### Textauszug
........

Diesmal war alles anders.
Nicht nur, dass ich den Bericht aus den Aussagen meiner Freunde und aus dem Nebel meiner Sufferinnerung zusammen puzzlen muss, nein, ich war auch in keinerlei Planung involviert.
So kam es, dass freitags plötzlich ein Teil meiner Freunde in meinem Büro stand. Da dieses Volk noch nie an meinem Arbeitsplatz aufgetaucht ist und schon gar nicht mit Bier in der Hand, wusste ich was die Stunde geschlagen hat. Der Tag meines Junggesellenabschiedes, er war gekommen.
Ich musste mich zunächst einmal sammeln, man hatte in Sachen Geheimhaltung einen sehr guten Job gemacht. Mein Chef war ebenfalls informiert, so dass das anreißen einer Hülse, während der Arbeitszeit, kein Problem darstellte.
Ich wurde also in einen 9er gesetzt, der mit Gebirgen von Bierdosen ausgekleidet war und los ging die wilde Fahrt. An zwei Bahnhöfen wurden jeweils der Kulturbeauftragte und der stille Teilhaber eingesammelt, was mich nicht nur deshalb sehr gefreut hat, weil es eben zwei Jungs waren die dazu gehören, nein, die Beiden hatten eine dreiwöchige Südamerikatour in den Knochen (und Portemonnaies).
Nachdem die Gang komplett war, konnten wir die Reise fortsetzen. Kurz nach der schweizer Grenze wird es dunkel in meiner Erinnerung. Ein Erinnerungsfetzen bestand darin, dass wir oben ohne an einem Rastplatz in der Schweiz unserem Harndrang nachgeben mussten und von den Mitparkern sehr kritisch beäugt wurden. Einige zogen es vor, ihre Rast an einem entfernteren Parkplatz fortzusetzen. Die Reise wurde größtenteils ohne Oberbekleidung absolviert.

........

### Eingabedaten
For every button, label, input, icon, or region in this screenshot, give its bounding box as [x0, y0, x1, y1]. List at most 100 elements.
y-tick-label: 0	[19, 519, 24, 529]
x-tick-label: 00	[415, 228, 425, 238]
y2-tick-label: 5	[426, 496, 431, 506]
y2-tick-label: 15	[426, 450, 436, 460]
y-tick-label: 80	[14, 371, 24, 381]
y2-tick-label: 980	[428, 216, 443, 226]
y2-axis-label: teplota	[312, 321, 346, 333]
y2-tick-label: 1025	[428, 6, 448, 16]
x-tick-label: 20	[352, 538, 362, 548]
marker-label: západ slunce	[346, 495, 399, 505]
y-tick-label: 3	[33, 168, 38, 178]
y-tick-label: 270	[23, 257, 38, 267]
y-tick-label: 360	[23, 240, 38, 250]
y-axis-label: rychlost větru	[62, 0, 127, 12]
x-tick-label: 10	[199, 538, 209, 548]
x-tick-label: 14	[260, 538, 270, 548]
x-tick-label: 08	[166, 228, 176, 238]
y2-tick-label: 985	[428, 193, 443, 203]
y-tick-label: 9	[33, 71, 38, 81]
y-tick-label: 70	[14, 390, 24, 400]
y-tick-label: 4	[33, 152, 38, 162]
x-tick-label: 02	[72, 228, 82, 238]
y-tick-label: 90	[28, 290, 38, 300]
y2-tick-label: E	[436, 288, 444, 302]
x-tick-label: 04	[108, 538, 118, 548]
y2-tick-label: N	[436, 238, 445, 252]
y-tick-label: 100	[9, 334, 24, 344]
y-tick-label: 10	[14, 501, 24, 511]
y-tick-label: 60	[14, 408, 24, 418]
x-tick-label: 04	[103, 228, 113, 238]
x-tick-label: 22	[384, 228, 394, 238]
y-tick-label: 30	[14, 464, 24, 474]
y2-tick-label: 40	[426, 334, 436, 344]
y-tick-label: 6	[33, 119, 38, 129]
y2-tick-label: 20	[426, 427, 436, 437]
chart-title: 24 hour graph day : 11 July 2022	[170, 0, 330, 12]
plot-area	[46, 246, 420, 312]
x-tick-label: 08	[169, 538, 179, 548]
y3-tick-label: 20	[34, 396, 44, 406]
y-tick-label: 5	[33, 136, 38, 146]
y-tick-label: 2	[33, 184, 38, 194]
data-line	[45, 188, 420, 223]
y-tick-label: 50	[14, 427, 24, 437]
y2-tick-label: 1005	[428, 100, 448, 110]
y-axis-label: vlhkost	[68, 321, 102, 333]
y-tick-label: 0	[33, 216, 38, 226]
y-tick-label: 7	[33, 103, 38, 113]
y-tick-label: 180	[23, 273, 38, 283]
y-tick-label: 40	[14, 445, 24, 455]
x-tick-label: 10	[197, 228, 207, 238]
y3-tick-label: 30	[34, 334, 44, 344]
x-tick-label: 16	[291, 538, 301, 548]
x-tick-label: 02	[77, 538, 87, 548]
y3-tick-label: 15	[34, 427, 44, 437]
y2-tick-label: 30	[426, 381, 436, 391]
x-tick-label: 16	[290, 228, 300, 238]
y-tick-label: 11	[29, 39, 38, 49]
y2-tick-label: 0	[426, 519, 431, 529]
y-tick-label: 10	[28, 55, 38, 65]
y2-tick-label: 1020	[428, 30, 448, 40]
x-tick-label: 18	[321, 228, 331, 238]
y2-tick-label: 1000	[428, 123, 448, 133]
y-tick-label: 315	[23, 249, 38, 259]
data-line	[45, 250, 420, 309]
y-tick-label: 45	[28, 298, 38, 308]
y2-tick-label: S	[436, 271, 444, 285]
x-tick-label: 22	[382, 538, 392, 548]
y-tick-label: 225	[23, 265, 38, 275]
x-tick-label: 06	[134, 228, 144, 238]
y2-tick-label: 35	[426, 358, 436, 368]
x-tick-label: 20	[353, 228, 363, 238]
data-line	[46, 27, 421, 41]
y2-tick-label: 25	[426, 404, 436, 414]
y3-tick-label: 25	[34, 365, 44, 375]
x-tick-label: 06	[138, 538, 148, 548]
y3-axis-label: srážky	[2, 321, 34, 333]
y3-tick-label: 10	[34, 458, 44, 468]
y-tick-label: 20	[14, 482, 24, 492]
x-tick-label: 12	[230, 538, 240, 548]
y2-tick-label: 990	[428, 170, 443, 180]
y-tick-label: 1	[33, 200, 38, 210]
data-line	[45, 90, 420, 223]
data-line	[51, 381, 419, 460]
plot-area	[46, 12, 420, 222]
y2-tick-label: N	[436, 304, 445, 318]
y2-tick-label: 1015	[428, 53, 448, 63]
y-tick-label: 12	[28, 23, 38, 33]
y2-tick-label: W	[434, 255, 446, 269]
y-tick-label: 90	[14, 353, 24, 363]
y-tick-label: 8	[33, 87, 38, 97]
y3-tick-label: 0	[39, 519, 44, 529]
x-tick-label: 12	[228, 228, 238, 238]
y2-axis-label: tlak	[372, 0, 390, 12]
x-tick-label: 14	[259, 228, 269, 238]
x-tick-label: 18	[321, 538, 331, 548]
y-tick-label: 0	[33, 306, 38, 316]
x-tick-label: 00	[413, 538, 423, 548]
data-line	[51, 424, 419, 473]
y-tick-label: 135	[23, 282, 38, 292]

........

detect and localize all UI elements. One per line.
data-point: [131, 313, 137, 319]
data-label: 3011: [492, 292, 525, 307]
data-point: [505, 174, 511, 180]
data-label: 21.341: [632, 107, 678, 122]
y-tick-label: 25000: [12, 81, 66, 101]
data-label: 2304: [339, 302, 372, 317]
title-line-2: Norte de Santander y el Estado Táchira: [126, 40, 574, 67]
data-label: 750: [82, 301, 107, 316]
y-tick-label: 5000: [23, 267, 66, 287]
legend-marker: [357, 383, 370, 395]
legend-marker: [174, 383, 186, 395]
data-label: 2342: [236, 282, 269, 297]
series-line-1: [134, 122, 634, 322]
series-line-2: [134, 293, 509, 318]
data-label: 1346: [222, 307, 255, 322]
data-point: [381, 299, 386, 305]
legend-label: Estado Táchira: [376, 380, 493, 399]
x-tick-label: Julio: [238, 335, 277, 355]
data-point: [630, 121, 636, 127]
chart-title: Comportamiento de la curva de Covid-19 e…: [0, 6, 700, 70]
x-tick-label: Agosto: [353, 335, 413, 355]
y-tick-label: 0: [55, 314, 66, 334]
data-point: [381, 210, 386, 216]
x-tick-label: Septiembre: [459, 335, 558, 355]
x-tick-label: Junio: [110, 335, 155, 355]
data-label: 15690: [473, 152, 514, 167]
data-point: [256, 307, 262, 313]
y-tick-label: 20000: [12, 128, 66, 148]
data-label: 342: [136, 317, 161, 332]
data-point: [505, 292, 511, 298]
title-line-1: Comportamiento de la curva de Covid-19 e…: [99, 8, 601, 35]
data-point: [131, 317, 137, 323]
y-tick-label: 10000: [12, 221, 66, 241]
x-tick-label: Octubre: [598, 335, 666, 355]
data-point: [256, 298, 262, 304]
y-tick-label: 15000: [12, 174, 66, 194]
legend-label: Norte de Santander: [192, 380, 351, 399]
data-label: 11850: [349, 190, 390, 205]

........

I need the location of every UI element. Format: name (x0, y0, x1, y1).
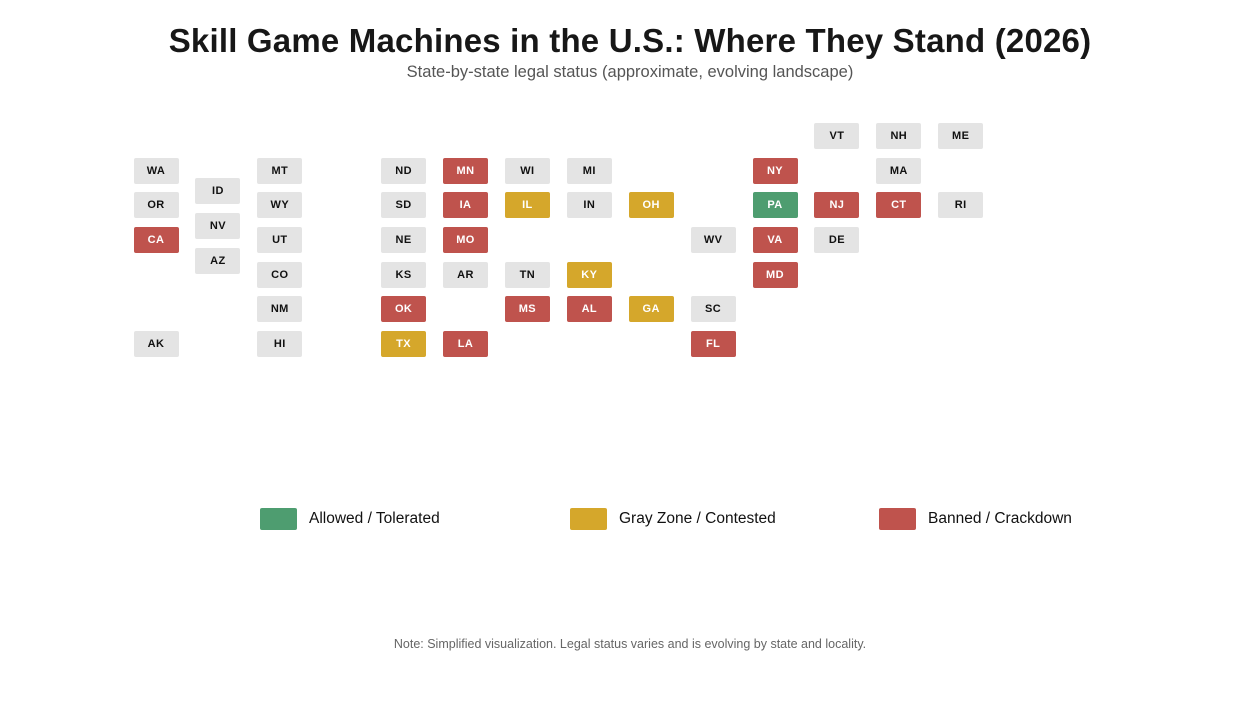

........

### Aufgabe 1
Wiederholen Sie aus den Zeilen oben wortgetreu alles von der Zeile mit „For every button, label, input, icon, or“ bis zur Zeile mit „538, 362, 548]“, beide eingeschlossen.
### Aufgabe 2
Führen Sie den Bericht über den Junggesellenabschied ab seinem letzten Satz weiter.

### Erwartete Antwort 1
For every button, label, input, icon, or region in this screenshot, give its bounding box as [x0, y0, x1, y1]. List at most 100 elements.
y-tick-label: 0	[19, 519, 24, 529]
x-tick-label: 00	[415, 228, 425, 238]
y2-tick-label: 5	[426, 496, 431, 506]
y2-tick-label: 15	[426, 450, 436, 460]
y-tick-label: 80	[14, 371, 24, 381]
y2-tick-label: 980	[428, 216, 443, 226]
y2-axis-label: teplota	[312, 321, 346, 333]
y2-tick-label: 1025	[428, 6, 448, 16]
x-tick-label: 20	[352, 538, 362, 548]

### Erwartete Antwort 2
Man fragte mich des öfteren, ob ich denn eine Ahnung hätte, wo es hingeht. Da ich aber immer der Meinung war, dass mein JGA in Tschechien stattfinden würde, konnte man die Fragezeichen über meinem Kopf buchstäblich sehen.
So richtig erinnern konnte ich mich dann erst wieder, als der 9er am Zielort abgestellt wurde und ein Wasserfall aus leeren Bierdosen aus dem Kofferraum unseres Gefährtes floss. Der Inhaber der Airbnb-Bude nahm es mit Humor. Ein Blick aufs Handy verriet mir, dass wir in Mailand waren. Die Freude darüber kannte keine Grenzen. So hatte ich es doch ewig versucht mal nach Mailand zu kommen aber aus hunderten von Gründen hat es nie geklappt. Unter anderem haben mir die Jungs aus der Fußballgruppe in letzter Zeit oft genug dafür abgesagt, jetzt wusste ich warum. Allerdings habe ich mir, während der Planungen für meinen JGA bereits Inter-Tickets für die Folgewoche besorgt, aber was solls, das San Siro kann man sich auch zwei Mal anschauen.
Jetzt, da wir angekommen waren, konnte sich auch Max, der hauptverantwortlich für die Organisation zeichnete und unser Fahrer war, ein paar Bier in der Schädel kippen. Hat er gut gemacht.
Zufrieden, untermalt von der Melodie der italienischen Krankenwagensirenen, fielen uns die Augen zu.
Der nächste Morgen begann mit einem gemeinsamen Frühstück. Der stille Teilhaber versorgte die Gang mit seinem berühmten Eiersalat. Natürlich gab es auch Kaffee. Was die wenigsten wussten, dies sollte, zumindest für die Meisten, an diesem Tag das einzige alkoholfreie Getränk bleiben.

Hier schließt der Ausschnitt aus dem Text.